Dataset records:
-- -- --

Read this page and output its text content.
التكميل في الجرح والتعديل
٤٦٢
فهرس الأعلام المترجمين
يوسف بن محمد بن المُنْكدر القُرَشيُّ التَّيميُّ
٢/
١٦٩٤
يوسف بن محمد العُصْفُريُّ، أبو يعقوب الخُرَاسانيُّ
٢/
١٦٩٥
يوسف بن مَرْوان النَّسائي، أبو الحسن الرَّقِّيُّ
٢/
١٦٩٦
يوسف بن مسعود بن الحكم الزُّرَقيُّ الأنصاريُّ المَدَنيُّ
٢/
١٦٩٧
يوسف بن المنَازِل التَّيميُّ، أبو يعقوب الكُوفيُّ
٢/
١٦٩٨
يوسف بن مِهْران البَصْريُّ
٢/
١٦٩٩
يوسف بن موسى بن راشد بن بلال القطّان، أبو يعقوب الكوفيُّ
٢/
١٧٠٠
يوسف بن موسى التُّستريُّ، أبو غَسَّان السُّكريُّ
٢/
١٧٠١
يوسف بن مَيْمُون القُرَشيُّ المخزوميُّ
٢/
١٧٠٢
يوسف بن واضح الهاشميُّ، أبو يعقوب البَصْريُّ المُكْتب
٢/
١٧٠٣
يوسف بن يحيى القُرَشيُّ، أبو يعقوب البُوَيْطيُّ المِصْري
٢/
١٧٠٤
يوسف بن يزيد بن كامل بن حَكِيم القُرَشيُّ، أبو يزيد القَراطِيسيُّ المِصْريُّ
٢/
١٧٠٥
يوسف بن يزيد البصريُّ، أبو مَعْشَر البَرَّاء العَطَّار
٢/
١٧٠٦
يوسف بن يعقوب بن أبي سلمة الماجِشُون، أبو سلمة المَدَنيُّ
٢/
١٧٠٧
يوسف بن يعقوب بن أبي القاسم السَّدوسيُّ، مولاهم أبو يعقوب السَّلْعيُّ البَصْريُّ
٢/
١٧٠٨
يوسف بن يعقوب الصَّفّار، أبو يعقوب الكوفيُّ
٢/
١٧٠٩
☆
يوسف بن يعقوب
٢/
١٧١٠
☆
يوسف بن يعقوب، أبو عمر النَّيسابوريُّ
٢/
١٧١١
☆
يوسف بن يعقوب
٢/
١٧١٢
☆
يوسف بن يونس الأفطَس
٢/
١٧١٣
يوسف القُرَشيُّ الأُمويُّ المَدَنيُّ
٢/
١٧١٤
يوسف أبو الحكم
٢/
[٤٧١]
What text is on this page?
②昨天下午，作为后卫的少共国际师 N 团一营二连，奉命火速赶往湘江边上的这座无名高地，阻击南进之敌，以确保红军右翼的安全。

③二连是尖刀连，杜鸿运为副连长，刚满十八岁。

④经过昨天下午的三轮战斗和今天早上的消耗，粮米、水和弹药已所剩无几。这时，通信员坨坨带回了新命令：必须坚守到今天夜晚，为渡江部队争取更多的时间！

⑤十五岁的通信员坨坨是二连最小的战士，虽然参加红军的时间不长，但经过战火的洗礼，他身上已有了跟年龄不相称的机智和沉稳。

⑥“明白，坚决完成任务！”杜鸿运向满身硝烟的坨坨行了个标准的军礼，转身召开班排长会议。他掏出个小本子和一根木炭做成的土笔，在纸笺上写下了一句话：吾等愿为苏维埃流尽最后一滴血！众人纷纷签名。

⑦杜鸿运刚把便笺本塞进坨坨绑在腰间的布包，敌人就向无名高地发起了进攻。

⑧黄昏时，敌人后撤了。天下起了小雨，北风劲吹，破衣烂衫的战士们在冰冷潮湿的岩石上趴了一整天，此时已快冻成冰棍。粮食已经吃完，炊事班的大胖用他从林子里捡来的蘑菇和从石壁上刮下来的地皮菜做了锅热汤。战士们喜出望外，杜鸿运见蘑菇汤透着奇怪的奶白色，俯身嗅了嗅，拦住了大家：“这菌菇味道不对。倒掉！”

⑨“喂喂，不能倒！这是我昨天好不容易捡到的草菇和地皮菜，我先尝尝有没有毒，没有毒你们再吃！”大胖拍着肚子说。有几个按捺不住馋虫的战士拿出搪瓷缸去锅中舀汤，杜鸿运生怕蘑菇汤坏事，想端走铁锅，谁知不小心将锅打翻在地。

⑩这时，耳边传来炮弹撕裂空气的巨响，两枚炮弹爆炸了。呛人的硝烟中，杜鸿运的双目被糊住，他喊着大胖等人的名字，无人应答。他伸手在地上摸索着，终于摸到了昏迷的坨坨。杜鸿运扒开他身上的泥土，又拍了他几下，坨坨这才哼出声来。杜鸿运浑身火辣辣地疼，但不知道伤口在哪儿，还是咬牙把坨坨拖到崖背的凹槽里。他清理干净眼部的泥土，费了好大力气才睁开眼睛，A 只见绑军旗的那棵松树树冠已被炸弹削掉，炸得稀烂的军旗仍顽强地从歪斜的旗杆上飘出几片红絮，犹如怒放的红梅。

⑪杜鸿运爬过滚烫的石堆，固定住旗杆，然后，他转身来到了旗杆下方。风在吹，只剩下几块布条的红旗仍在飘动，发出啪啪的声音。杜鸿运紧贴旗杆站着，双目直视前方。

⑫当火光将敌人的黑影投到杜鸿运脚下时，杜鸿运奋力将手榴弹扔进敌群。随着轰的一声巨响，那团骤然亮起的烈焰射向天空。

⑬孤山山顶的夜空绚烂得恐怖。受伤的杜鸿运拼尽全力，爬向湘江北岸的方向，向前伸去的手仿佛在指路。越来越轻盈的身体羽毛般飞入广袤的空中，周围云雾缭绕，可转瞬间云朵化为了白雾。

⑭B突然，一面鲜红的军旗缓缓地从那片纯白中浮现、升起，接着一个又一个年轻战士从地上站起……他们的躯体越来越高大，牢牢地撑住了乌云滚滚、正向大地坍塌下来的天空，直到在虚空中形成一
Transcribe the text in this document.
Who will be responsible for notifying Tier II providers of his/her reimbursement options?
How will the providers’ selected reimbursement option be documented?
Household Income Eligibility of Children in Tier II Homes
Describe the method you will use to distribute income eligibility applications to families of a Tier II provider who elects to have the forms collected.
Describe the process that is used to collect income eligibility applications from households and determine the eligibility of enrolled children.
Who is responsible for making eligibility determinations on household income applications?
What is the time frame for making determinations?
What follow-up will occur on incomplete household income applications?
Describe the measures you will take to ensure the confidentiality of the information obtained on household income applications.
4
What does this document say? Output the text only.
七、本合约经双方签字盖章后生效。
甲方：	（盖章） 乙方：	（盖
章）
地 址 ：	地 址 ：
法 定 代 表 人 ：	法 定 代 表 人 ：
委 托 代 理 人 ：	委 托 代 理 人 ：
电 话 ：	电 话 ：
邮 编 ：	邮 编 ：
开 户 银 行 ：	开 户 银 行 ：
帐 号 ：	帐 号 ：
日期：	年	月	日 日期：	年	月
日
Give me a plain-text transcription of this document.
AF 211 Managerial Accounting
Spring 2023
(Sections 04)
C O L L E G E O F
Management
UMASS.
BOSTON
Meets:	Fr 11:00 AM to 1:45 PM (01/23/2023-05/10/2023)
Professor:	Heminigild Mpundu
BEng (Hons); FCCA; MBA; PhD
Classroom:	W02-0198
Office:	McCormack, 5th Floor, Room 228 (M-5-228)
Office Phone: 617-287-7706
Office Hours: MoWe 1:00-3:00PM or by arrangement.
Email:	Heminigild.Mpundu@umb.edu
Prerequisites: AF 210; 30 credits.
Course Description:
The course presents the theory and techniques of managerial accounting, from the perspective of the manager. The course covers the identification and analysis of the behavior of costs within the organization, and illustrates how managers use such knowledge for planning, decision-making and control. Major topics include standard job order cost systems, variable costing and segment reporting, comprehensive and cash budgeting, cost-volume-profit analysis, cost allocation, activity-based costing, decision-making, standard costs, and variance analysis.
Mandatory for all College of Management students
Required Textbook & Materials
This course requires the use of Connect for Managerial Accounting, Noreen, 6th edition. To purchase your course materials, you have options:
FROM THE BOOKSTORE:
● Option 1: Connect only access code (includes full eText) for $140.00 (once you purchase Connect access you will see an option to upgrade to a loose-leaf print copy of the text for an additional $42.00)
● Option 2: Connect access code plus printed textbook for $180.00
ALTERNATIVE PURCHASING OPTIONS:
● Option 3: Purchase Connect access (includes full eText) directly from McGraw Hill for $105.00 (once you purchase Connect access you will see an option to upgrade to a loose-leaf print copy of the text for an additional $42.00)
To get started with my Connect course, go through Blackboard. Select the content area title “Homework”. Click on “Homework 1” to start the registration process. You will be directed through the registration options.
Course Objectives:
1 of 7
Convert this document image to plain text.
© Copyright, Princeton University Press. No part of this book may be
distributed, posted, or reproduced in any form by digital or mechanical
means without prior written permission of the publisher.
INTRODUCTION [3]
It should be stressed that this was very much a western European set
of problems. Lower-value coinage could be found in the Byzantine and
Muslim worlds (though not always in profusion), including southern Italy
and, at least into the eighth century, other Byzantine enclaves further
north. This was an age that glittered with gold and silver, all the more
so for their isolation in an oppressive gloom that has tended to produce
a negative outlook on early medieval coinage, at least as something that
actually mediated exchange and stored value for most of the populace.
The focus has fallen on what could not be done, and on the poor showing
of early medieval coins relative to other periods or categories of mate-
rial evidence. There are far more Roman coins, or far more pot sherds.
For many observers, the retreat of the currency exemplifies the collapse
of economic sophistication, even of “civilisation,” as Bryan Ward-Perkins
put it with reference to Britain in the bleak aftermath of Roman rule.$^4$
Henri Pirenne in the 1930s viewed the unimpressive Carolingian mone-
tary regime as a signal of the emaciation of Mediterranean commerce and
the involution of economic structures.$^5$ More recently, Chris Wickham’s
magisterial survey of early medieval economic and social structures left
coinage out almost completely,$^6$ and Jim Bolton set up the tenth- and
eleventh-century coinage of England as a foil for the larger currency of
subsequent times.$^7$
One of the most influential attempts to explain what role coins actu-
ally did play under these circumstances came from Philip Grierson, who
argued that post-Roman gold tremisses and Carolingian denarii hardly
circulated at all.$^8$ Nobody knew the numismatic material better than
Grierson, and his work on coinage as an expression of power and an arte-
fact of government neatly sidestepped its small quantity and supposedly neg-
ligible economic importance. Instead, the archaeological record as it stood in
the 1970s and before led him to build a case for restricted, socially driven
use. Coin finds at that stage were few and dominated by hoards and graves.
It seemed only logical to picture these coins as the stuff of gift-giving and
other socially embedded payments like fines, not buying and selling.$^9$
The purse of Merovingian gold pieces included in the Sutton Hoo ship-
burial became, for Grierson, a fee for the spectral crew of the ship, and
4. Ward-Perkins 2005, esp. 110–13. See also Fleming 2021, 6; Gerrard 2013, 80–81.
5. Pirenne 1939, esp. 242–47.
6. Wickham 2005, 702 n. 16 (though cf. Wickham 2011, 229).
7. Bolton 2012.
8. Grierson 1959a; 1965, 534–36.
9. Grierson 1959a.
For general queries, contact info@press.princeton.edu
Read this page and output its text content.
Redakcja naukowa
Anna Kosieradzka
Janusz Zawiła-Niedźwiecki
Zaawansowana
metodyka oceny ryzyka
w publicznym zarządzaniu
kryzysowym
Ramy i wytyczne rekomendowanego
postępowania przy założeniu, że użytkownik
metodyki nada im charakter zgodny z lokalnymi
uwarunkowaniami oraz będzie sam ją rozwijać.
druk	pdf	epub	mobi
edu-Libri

-- -- --

**Problem statement**
State only the count of lines above that hold the string "responsible".

**Solution to the exercise**
2